#### INSTRUCTIONS FOR THE TASK:
Look through the listing for the word "JSON". Copy each line that has it.

#### GIVEN DATA:
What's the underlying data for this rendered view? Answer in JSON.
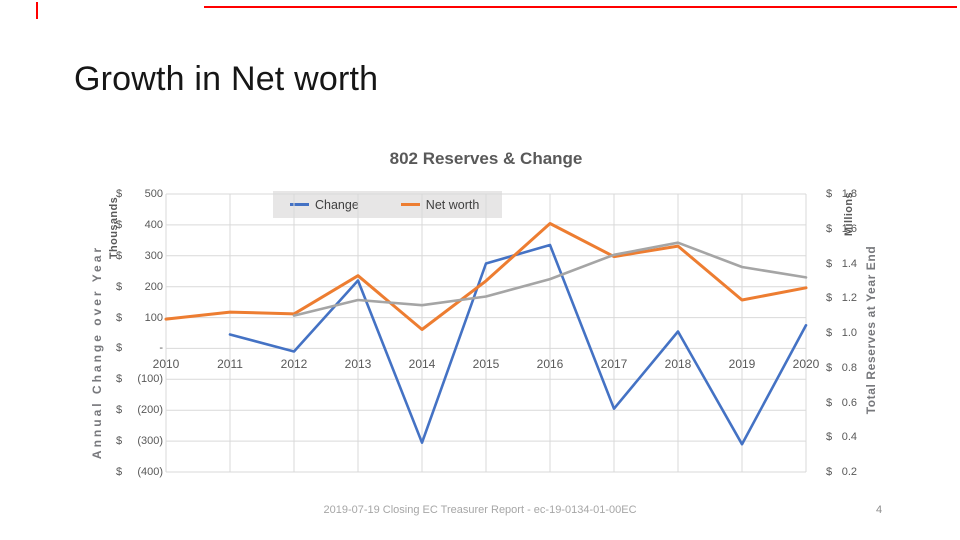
{
  "slide": {
    "title": "Growth in Net worth",
    "footer": "2019-07-19 Closing EC Treasurer Report - ec-19-0134-01-00EC",
    "page_number": "4",
    "accent_color": "#ff0000"
  },
  "chart_data": {
    "type": "line",
    "title": "802 Reserves & Change",
    "x": [
      2010,
      2011,
      2012,
      2013,
      2014,
      2015,
      2016,
      2017,
      2018,
      2019,
      2020
    ],
    "series": [
      {
        "name": "Change",
        "color": "#4472C4",
        "axis": "left",
        "in_legend": true,
        "stroke_width": 2.6,
        "values": [
          null,
          45,
          -10,
          220,
          -305,
          275,
          335,
          -195,
          55,
          -310,
          75
        ]
      },
      {
        "name": "Net worth",
        "color": "#ED7D31",
        "axis": "right",
        "in_legend": true,
        "stroke_width": 3,
        "values": [
          1.08,
          1.12,
          1.11,
          1.33,
          1.02,
          1.3,
          1.63,
          1.44,
          1.5,
          1.19,
          1.26
        ]
      },
      {
        "name": "",
        "color": "#A5A5A5",
        "axis": "right",
        "in_legend": false,
        "stroke_width": 2.6,
        "values": [
          null,
          null,
          1.1,
          1.19,
          1.16,
          1.21,
          1.31,
          1.45,
          1.52,
          1.38,
          1.32
        ]
      }
    ],
    "left_axis": {
      "title": "Annual Change over Year",
      "units_label": "Thousands",
      "min": -400,
      "max": 500,
      "ticks": [
        "$ 500",
        "$ 400",
        "$ 300",
        "$ 200",
        "$ 100",
        "$ -",
        "$ (100)",
        "$ (200)",
        "$ (300)",
        "$ (400)"
      ]
    },
    "right_axis": {
      "title": "Total Reserves at Year End",
      "units_label": "Millions",
      "min": 0.2,
      "max": 1.8,
      "ticks": [
        "$ 1.8",
        "$ 1.6",
        "$ 1.4",
        "$ 1.2",
        "$ 1.0",
        "$ 0.8",
        "$ 0.6",
        "$ 0.4",
        "$ 0.2"
      ]
    },
    "legend": [
      "Change",
      "Net worth"
    ],
    "grid": true,
    "gridline_color": "#d9d9d9",
    "legend_background": "#e7e6e6"
  }
}
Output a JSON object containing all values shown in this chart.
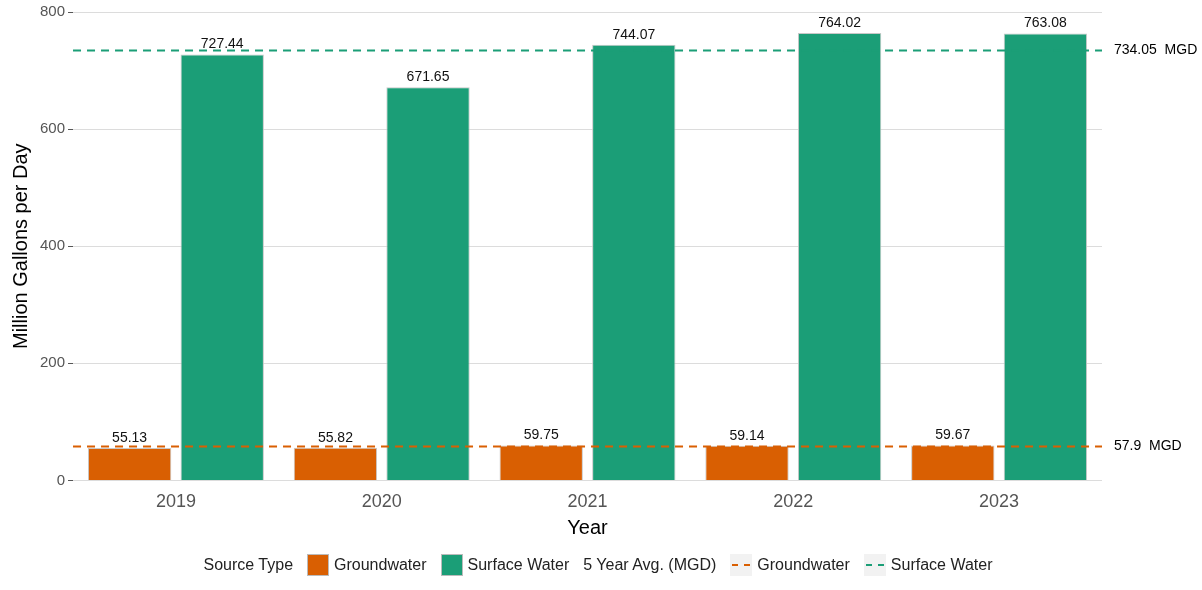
{
  "chart_data": {
    "type": "bar",
    "xlabel": "Year",
    "ylabel": "Million Gallons per Day",
    "legend_title": "Source Type",
    "categories": [
      "2019",
      "2020",
      "2021",
      "2022",
      "2023"
    ],
    "series": [
      {
        "name": "Groundwater",
        "color": "#d95f02",
        "values": [
          55.13,
          55.82,
          59.75,
          59.14,
          59.67
        ]
      },
      {
        "name": "Surface Water",
        "color": "#1b9e77",
        "values": [
          727.44,
          671.65,
          744.07,
          764.02,
          763.08
        ]
      }
    ],
    "ylim": [
      0,
      800
    ],
    "yticks": [
      0,
      200,
      400,
      600,
      800
    ],
    "grid": "y",
    "data_labels": true,
    "legend": "bottom",
    "ref_lines": [
      {
        "axis": "y",
        "value": 57.9,
        "label": "57.9  MGD",
        "color": "#d95f02",
        "line_style": "dashed"
      },
      {
        "axis": "y",
        "value": 734.05,
        "label": "734.05  MGD",
        "color": "#1b9e77",
        "line_style": "dashed"
      }
    ],
    "annotations": [
      "5 Year Avg. (MGD)"
    ]
  }
}
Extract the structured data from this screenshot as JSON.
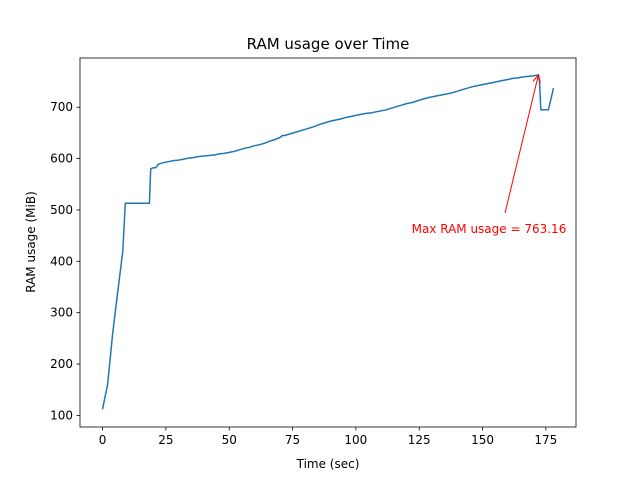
{
  "chart_data": {
    "type": "line",
    "title": "RAM usage over Time",
    "xlabel": "Time (sec)",
    "ylabel": "RAM usage (MiB)",
    "xlim": [
      -8.9,
      186.9
    ],
    "ylim": [
      77.4,
      795.8
    ],
    "xticks": [
      0,
      25,
      50,
      75,
      100,
      125,
      150,
      175
    ],
    "yticks": [
      100,
      200,
      300,
      400,
      500,
      600,
      700
    ],
    "grid": false,
    "series": [
      {
        "color": "#1f77b4",
        "x": [
          0,
          2,
          4,
          6,
          8,
          9,
          11,
          13,
          15,
          17,
          18.5,
          19,
          20,
          21,
          22,
          24,
          26,
          28,
          30,
          32,
          34,
          36,
          38,
          40,
          42,
          44,
          46,
          48,
          50,
          52,
          54,
          56,
          58,
          60,
          62,
          64,
          66,
          68,
          70,
          71,
          72,
          74,
          76,
          78,
          80,
          82,
          84,
          86,
          88,
          90,
          92,
          94,
          96,
          98,
          100,
          102,
          104,
          106,
          108,
          110,
          112,
          114,
          116,
          118,
          120,
          122,
          124,
          126,
          128,
          130,
          132,
          134,
          136,
          138,
          140,
          142,
          144,
          146,
          148,
          150,
          152,
          154,
          156,
          158,
          160,
          162,
          164,
          166,
          168,
          170,
          172,
          172.5,
          173,
          174,
          176,
          178
        ],
        "y": [
          112,
          160,
          260,
          340,
          420,
          513,
          513,
          513,
          513,
          513,
          513,
          580,
          582,
          582,
          589,
          592,
          594,
          596,
          597,
          599,
          601,
          602,
          604,
          605,
          606,
          607,
          609,
          610,
          612,
          614,
          617,
          620,
          622,
          625,
          627,
          630,
          634,
          637,
          641,
          645,
          645,
          648,
          651,
          654,
          657,
          660,
          663,
          667,
          670,
          673,
          675,
          677,
          680,
          682,
          684,
          686,
          688,
          689,
          691,
          693,
          695,
          698,
          701,
          704,
          707,
          709,
          712,
          715,
          718,
          720,
          722,
          724,
          726,
          728,
          731,
          734,
          737,
          740,
          742,
          744,
          746,
          748,
          750,
          752,
          754,
          756,
          757,
          759,
          760,
          761,
          763.16,
          750,
          695,
          695,
          695,
          737
        ]
      }
    ],
    "annotations": [
      {
        "text": "Max RAM usage = 763.16",
        "color": "#ff0000",
        "xy": [
          172,
          763.16
        ],
        "xytext": [
          122,
          463
        ]
      }
    ]
  }
}
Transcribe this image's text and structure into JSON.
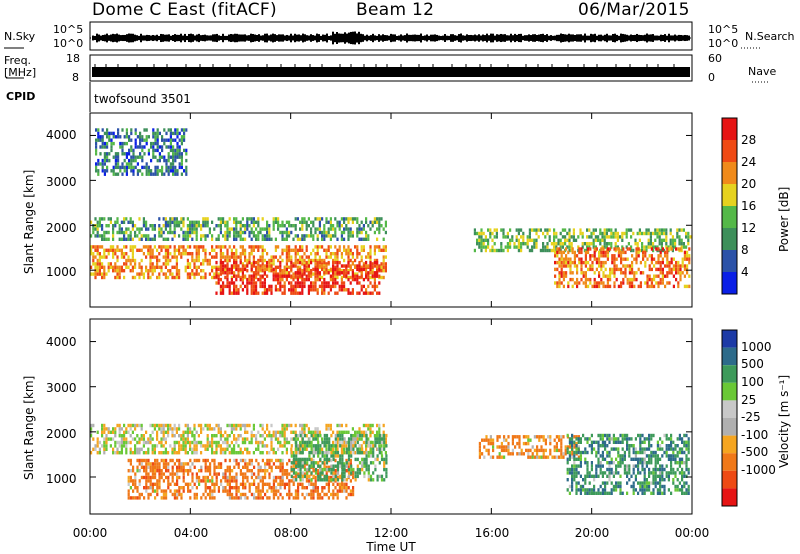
{
  "header": {
    "station": "Dome C East (fitACF)",
    "beam": "Beam 12",
    "date": "06/Mar/2015"
  },
  "top_panels": {
    "nsky_label": "N.Sky",
    "nsky_ticks": [
      "10^5",
      "10^0"
    ],
    "nsearch_label": "N.Search",
    "nsearch_ticks": [
      "10^5",
      "10^0"
    ],
    "freq_label": "Freq.",
    "freq_unit": "[MHz]",
    "freq_ticks": [
      "18",
      "8"
    ],
    "nave_label": "Nave",
    "nave_ticks": [
      "60",
      "0"
    ],
    "cpid_label": "CPID",
    "cpid_value": "twofsound 3501"
  },
  "colors": {
    "power_scale": [
      "#0a1fe6",
      "#2b52a8",
      "#3d8f5a",
      "#54b848",
      "#e6d21f",
      "#f08a1a",
      "#ef4a14",
      "#e61414"
    ],
    "velocity_scale": [
      "#1c3aa6",
      "#2d6b8a",
      "#3d9a5a",
      "#6ac836",
      "#c8c8c8",
      "#b0b0b0",
      "#f5a520",
      "#f07818",
      "#ee4a14",
      "#e61414"
    ]
  },
  "chart_data": [
    {
      "type": "heatmap",
      "title": "",
      "xlabel": "",
      "ylabel": "Slant Range [km]",
      "xlim": [
        0,
        24
      ],
      "ylim": [
        180,
        4500
      ],
      "x_ticks": [
        0,
        4,
        8,
        12,
        16,
        20,
        24
      ],
      "y_ticks": [
        1000,
        2000,
        3000,
        4000
      ],
      "colorbar": {
        "label": "Power [dB]",
        "range": [
          0,
          32
        ],
        "ticks": [
          "4",
          "8",
          "12",
          "16",
          "20",
          "24",
          "28"
        ]
      },
      "echo_regions": [
        {
          "t0": 0.0,
          "t1": 11.8,
          "r0": 1650,
          "r1": 2150,
          "value": 12
        },
        {
          "t0": 0.0,
          "t1": 11.8,
          "r0": 800,
          "r1": 1500,
          "value": 22
        },
        {
          "t0": 5.0,
          "t1": 11.5,
          "r0": 450,
          "r1": 1200,
          "value": 28
        },
        {
          "t0": 0.2,
          "t1": 3.8,
          "r0": 3100,
          "r1": 4100,
          "value": 8
        },
        {
          "t0": 15.3,
          "t1": 23.9,
          "r0": 1400,
          "r1": 1900,
          "value": 14
        },
        {
          "t0": 18.5,
          "t1": 23.9,
          "r0": 600,
          "r1": 1500,
          "value": 24
        }
      ]
    },
    {
      "type": "heatmap",
      "title": "",
      "xlabel": "Time UT",
      "ylabel": "Slant Range [km]",
      "xlim": [
        0,
        24
      ],
      "ylim": [
        180,
        4500
      ],
      "x_ticks": [
        0,
        4,
        8,
        12,
        16,
        20,
        24
      ],
      "x_tick_labels": [
        "00:00",
        "04:00",
        "08:00",
        "12:00",
        "16:00",
        "20:00",
        "00:00"
      ],
      "y_ticks": [
        1000,
        2000,
        3000,
        4000
      ],
      "colorbar": {
        "label": "Velocity [m s⁻¹]",
        "ticks": [
          "1000",
          "500",
          "100",
          "25",
          "-25",
          "-100",
          "-500",
          "-1000"
        ]
      },
      "echo_regions": [
        {
          "t0": 0.0,
          "t1": 11.8,
          "r0": 1500,
          "r1": 2150,
          "value": 0
        },
        {
          "t0": 1.5,
          "t1": 10.5,
          "r0": 500,
          "r1": 1400,
          "value": -300
        },
        {
          "t0": 8.0,
          "t1": 11.8,
          "r0": 900,
          "r1": 1900,
          "value": 150
        },
        {
          "t0": 15.5,
          "t1": 19.5,
          "r0": 1400,
          "r1": 1900,
          "value": -200
        },
        {
          "t0": 19.0,
          "t1": 23.9,
          "r0": 600,
          "r1": 1900,
          "value": 400
        }
      ]
    }
  ],
  "time_tick_labels": [
    "00:00",
    "04:00",
    "08:00",
    "12:00",
    "16:00",
    "20:00",
    "00:00"
  ],
  "range_tick_labels": [
    "1000",
    "2000",
    "3000",
    "4000"
  ]
}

#### COMPLETED EXERCISE:
What's the underlying data for this rendered view? Answer in JSON.
Output a JSON object containing all values shown in this chart.
Extract the structured data from this screenshot as JSON.
Transcribe this image's text and structure into JSON.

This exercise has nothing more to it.